## Begin Dataset records
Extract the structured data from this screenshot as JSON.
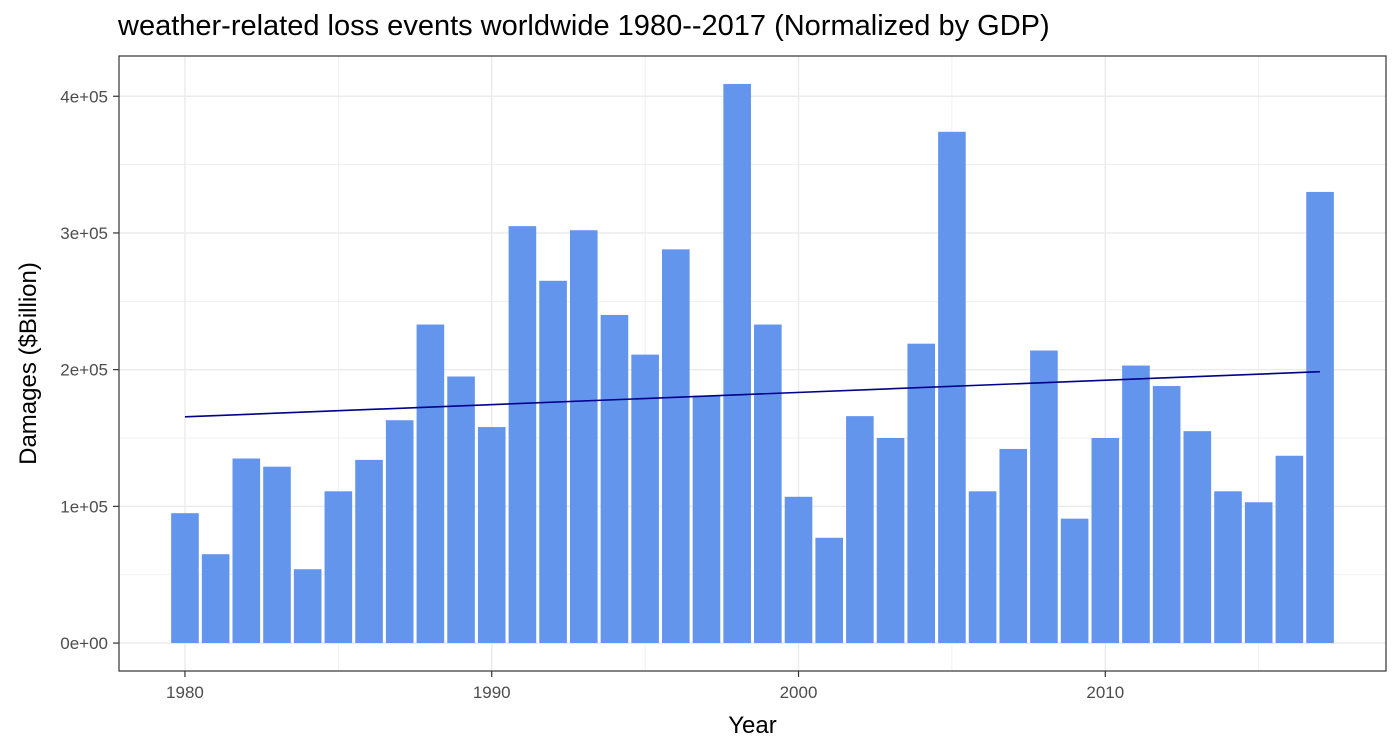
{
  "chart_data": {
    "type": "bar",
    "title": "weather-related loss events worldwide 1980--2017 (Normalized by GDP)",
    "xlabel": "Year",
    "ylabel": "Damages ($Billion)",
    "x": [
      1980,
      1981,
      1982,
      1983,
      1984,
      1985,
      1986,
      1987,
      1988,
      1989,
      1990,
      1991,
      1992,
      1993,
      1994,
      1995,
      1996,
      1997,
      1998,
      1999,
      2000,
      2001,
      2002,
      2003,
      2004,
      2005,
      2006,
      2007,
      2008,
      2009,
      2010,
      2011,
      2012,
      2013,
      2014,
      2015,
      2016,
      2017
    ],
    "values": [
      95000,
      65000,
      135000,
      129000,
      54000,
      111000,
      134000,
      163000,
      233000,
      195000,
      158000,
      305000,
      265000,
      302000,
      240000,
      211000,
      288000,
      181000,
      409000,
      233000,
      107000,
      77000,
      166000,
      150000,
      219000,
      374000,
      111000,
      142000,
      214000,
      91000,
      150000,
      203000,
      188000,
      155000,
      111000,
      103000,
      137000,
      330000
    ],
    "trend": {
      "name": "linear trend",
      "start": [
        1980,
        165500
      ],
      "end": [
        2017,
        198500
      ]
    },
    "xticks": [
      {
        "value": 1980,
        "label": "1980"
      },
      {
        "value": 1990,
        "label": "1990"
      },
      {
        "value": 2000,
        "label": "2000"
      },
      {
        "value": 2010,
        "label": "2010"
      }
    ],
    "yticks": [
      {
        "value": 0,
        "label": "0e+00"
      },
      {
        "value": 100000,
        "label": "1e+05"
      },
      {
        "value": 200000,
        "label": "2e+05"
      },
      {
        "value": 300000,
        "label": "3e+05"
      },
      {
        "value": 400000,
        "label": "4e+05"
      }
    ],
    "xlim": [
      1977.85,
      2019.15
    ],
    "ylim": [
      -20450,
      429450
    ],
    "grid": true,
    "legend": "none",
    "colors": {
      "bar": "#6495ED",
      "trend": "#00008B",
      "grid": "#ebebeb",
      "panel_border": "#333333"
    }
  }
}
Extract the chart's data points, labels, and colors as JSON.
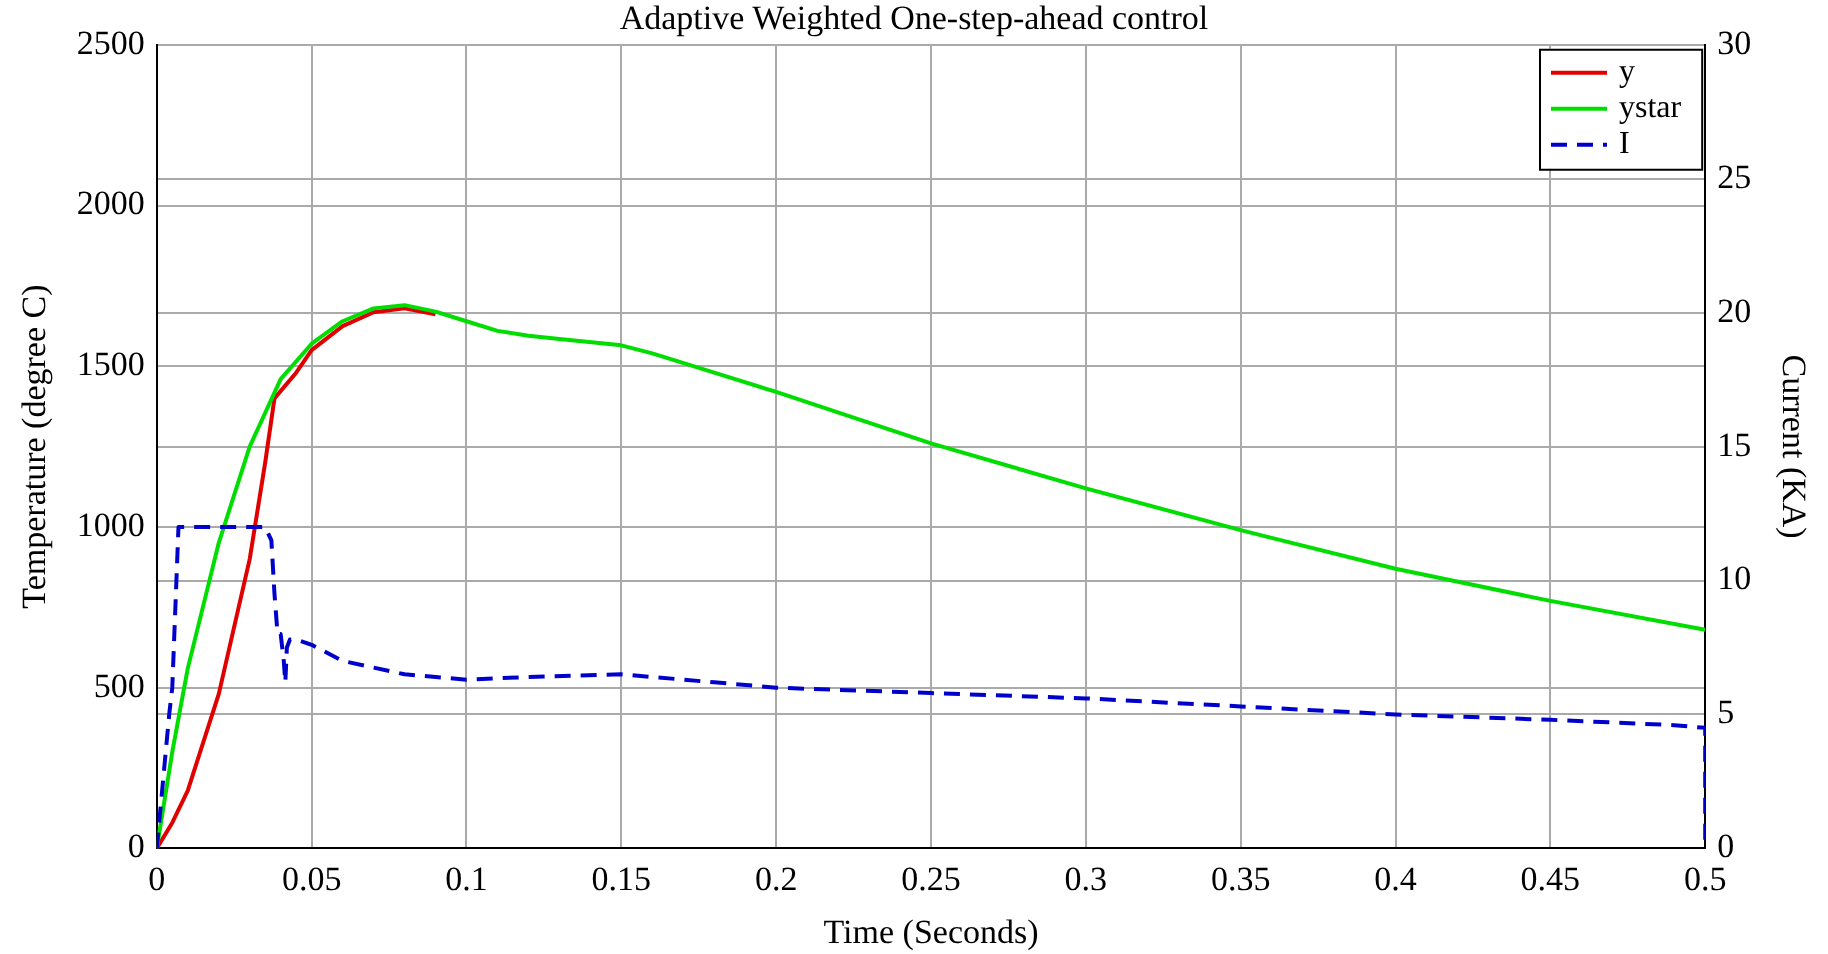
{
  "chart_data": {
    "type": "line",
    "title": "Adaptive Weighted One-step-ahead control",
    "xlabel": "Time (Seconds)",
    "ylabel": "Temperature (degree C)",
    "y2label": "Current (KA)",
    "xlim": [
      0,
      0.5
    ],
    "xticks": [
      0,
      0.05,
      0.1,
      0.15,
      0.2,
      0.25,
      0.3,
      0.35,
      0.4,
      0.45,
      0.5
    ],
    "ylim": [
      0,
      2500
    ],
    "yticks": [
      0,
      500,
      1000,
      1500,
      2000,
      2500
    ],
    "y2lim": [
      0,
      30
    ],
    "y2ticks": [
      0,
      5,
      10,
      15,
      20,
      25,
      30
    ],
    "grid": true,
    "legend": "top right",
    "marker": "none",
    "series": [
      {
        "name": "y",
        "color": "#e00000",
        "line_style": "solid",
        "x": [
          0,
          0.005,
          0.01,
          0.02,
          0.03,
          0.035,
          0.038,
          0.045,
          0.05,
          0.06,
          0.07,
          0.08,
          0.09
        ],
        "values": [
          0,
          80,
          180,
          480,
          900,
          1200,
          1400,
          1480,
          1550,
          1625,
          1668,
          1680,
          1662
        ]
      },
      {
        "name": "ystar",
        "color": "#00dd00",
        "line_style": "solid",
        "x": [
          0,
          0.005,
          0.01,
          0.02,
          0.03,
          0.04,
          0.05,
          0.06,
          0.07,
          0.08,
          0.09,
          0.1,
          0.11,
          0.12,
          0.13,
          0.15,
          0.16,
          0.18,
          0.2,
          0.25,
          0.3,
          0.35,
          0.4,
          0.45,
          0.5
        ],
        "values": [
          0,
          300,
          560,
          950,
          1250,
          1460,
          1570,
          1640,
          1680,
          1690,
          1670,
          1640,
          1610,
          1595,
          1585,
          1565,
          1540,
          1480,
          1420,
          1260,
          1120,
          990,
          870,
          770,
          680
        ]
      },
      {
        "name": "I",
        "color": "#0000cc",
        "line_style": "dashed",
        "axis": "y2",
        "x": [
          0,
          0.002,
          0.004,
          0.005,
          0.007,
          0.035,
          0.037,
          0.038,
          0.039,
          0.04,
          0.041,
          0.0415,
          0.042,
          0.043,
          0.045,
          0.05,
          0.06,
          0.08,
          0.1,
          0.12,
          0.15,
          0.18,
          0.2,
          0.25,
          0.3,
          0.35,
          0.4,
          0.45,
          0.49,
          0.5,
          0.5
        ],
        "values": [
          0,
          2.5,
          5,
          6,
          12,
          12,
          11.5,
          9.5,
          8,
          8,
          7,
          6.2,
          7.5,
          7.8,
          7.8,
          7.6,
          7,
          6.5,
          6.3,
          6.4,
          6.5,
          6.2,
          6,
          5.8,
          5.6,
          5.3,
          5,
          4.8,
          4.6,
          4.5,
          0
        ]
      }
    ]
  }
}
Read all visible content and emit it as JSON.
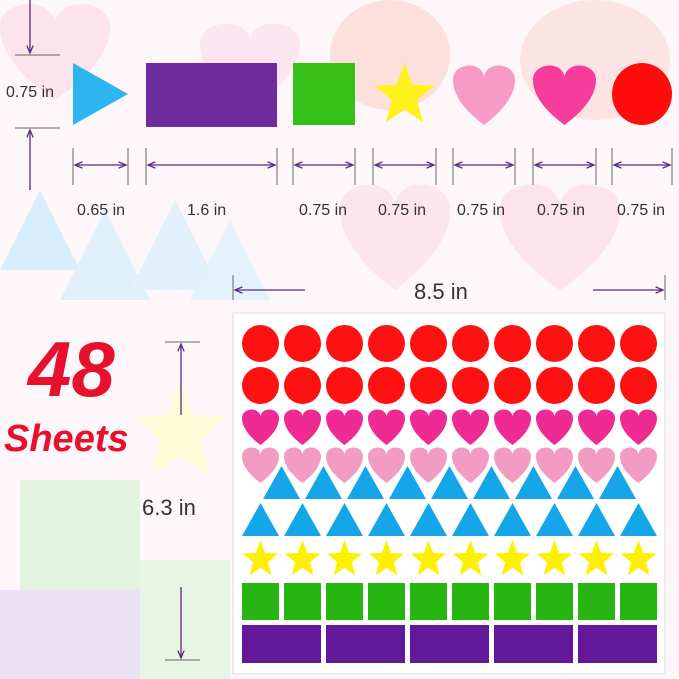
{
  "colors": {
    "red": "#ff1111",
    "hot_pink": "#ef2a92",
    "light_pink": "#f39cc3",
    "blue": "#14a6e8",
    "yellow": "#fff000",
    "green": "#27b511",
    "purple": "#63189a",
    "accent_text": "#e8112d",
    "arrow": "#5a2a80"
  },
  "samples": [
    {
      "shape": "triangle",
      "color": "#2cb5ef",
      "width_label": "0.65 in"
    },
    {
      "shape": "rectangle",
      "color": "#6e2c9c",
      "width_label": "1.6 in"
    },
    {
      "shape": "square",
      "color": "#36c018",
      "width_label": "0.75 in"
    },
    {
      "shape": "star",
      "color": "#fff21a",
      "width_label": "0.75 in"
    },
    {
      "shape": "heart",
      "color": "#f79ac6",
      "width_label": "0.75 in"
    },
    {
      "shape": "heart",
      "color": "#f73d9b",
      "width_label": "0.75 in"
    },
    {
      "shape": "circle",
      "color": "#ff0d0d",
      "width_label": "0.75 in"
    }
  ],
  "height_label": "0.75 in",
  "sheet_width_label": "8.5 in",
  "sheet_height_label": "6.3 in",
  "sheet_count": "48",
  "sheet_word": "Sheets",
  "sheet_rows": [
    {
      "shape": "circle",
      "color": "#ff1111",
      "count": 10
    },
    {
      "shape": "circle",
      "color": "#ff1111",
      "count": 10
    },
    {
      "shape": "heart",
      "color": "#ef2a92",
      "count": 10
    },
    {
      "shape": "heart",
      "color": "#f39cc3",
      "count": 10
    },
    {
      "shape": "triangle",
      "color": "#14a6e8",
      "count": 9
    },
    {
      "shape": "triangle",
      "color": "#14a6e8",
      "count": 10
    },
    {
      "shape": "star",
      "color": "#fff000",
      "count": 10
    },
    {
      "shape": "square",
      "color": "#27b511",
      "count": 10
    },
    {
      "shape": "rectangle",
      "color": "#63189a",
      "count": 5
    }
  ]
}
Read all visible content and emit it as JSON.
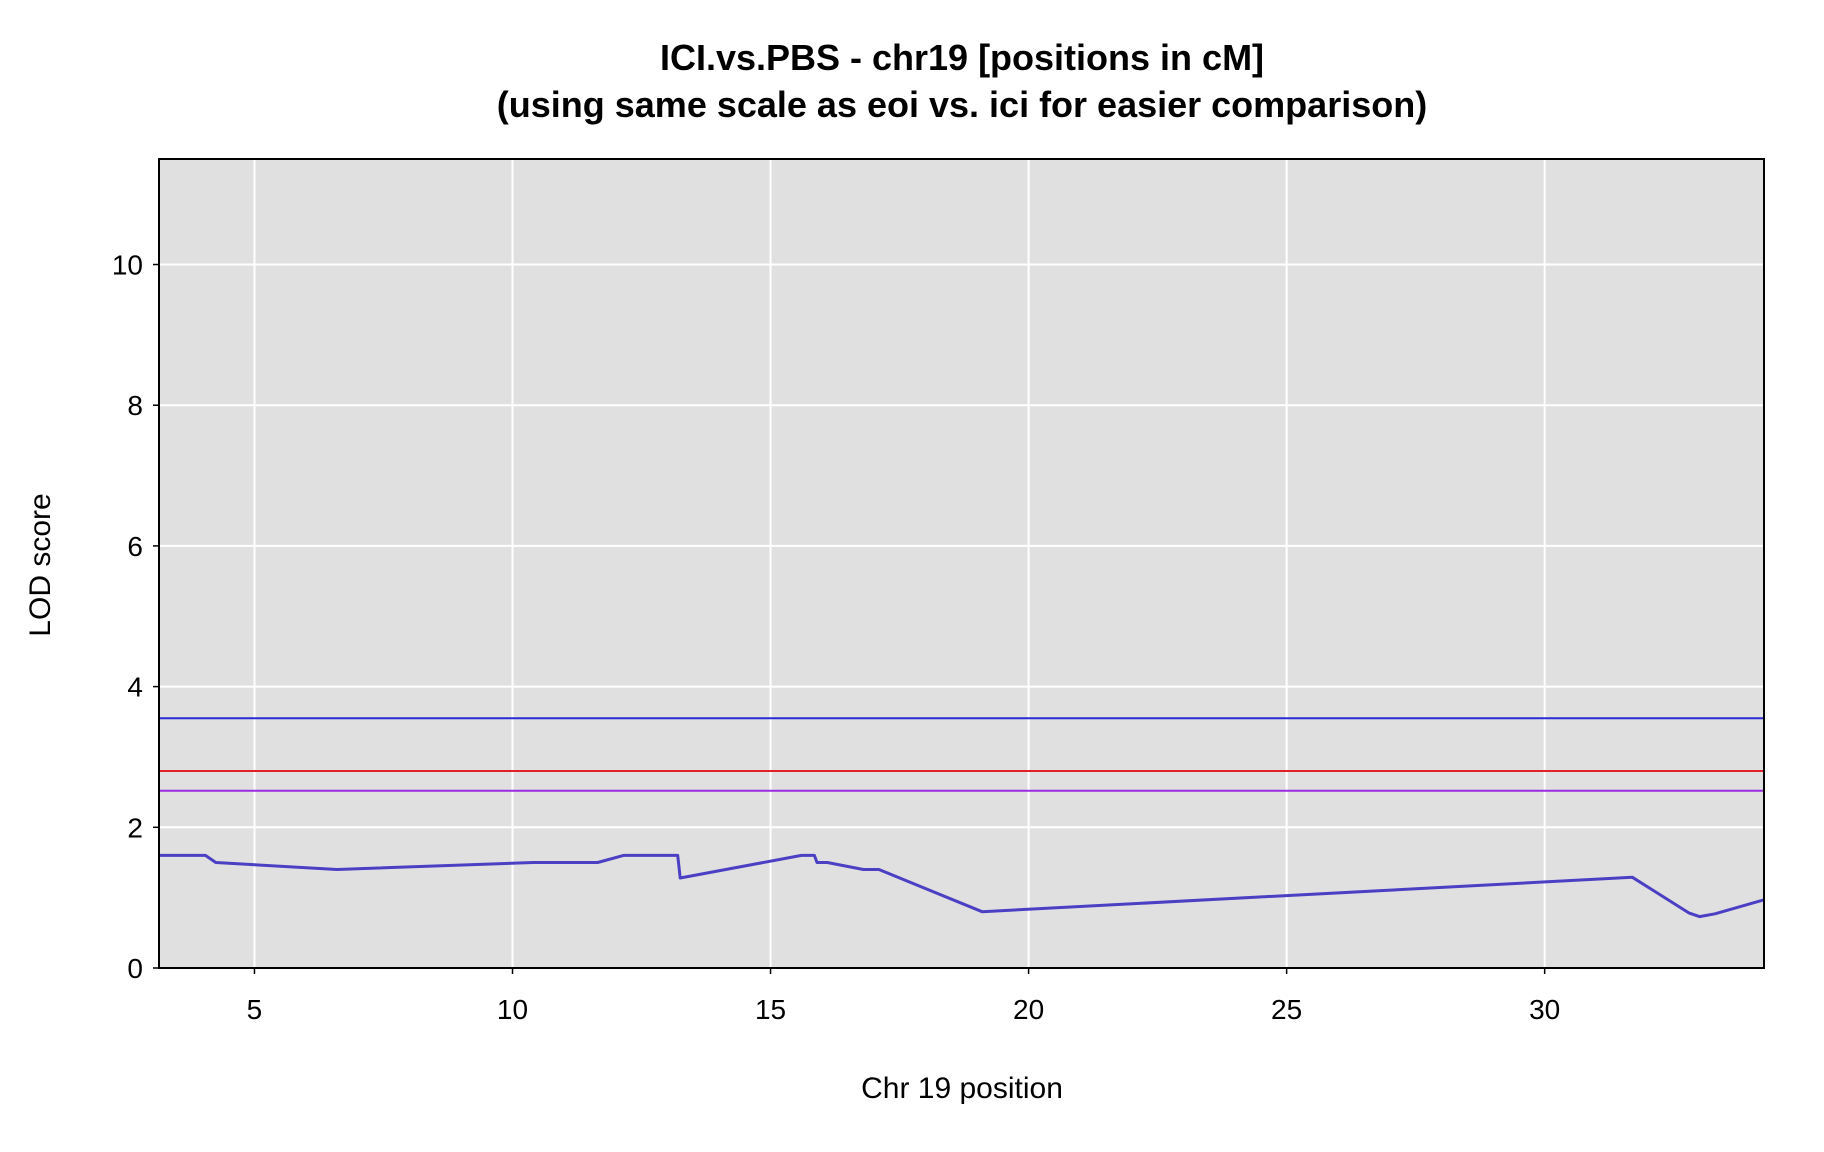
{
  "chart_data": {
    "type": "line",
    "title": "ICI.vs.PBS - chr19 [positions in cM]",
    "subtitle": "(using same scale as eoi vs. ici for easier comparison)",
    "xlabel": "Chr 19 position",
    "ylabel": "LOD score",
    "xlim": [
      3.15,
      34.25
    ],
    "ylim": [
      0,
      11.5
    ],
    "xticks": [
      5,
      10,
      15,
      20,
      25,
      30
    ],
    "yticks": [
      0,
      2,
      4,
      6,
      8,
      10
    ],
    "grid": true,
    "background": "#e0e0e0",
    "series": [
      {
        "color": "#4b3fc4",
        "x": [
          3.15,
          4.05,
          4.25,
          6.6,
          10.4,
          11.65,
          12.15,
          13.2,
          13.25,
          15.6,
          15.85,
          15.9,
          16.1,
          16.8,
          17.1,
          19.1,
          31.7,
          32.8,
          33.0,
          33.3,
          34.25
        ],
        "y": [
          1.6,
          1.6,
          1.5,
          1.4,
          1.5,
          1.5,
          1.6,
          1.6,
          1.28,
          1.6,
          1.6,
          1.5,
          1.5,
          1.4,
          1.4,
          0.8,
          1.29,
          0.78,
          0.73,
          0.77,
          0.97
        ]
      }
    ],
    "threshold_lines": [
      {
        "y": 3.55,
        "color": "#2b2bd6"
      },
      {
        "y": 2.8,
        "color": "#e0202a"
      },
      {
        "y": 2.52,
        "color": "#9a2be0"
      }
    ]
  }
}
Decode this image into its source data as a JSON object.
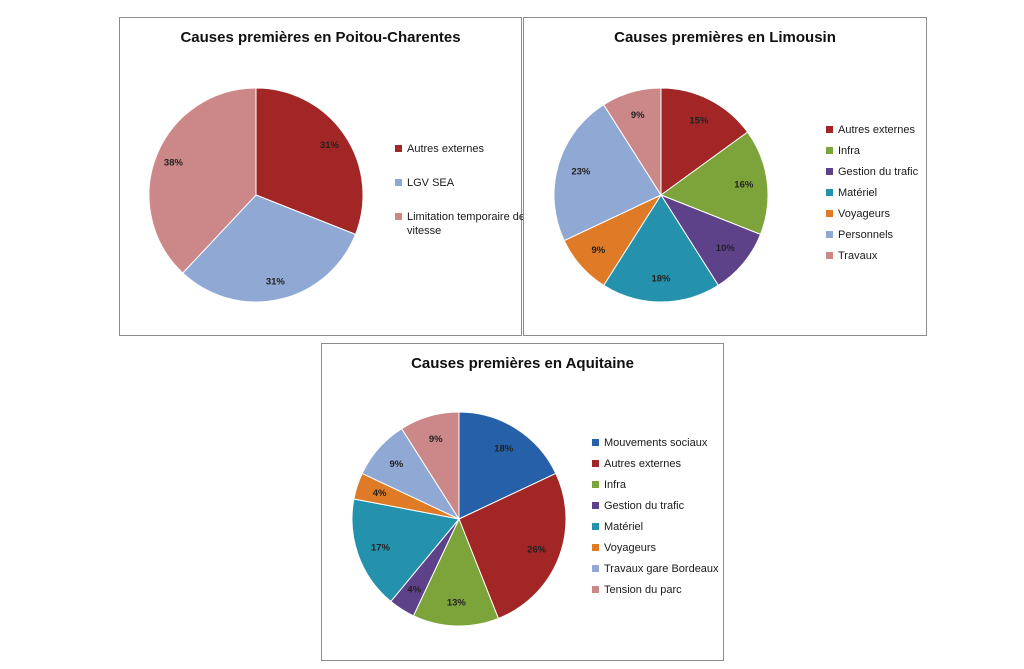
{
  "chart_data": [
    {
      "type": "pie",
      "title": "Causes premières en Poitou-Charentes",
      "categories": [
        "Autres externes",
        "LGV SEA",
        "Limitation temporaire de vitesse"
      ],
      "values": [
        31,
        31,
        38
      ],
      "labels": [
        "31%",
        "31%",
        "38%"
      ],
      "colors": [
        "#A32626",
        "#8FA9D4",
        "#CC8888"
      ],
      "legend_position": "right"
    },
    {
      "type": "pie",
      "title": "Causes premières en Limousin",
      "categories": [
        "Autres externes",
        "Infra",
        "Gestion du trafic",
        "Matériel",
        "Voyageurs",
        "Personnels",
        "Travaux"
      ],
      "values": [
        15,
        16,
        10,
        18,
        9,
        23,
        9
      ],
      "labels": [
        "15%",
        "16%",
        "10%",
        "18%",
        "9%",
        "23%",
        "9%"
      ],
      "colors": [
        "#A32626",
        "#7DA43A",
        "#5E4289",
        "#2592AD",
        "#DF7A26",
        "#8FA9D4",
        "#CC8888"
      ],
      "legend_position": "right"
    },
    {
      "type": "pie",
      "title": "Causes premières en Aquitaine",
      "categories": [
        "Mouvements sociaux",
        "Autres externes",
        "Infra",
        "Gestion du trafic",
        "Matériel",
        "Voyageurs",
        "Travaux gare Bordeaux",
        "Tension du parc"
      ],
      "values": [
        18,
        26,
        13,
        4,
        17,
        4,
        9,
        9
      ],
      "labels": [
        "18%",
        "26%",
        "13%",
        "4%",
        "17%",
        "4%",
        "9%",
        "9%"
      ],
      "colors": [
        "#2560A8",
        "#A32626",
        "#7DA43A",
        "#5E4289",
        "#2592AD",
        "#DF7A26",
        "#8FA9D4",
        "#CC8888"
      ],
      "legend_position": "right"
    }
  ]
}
## End Dataset records
** Task objective **
In the entries above, identify every line with the string "Causes".

** Written response **
      "title": "Causes premières en Poitou-Charentes",
      "title": "Causes premières en Limousin",
      "title": "Causes premières en Aquitaine",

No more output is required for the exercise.